Stored data
- - - -
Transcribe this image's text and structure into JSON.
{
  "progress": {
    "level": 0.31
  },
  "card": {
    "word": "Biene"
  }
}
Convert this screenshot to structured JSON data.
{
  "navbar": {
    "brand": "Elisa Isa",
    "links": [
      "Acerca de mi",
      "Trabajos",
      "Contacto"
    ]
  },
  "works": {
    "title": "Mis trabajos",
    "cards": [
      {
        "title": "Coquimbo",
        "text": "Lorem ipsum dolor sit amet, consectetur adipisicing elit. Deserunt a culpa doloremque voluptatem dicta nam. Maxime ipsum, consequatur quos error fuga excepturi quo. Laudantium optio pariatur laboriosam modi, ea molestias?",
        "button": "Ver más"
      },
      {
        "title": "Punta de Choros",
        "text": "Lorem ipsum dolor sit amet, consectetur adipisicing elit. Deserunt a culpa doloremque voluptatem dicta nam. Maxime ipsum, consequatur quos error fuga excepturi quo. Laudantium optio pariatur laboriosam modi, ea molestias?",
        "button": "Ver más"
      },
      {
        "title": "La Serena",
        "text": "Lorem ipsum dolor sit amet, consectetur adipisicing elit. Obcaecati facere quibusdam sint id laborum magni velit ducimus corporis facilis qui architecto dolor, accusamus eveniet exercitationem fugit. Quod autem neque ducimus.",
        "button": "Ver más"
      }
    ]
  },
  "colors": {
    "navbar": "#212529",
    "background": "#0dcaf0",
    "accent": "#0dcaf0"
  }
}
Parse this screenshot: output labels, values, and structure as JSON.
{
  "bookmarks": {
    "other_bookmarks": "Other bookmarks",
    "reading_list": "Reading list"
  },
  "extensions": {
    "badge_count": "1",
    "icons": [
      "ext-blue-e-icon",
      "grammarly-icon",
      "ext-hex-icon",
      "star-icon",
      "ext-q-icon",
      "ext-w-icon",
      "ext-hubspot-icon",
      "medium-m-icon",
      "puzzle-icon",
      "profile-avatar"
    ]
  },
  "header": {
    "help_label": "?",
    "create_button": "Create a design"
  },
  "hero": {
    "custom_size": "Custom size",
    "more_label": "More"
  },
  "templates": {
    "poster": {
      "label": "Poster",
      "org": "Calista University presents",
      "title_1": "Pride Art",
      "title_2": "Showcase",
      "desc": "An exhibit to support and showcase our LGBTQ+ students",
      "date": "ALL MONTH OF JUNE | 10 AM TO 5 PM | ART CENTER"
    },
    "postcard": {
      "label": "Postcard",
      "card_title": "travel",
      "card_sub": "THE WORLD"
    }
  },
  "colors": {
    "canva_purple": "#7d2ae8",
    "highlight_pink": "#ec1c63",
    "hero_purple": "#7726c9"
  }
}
- - - -
■ Short task
Copy out the lines in which the string "this" appears.

■ The output
Transcribe this image's text and structure into JSON.
Convert this screenshot to structured JSON data.
Parse this screenshot: output labels, values, and structure as JSON.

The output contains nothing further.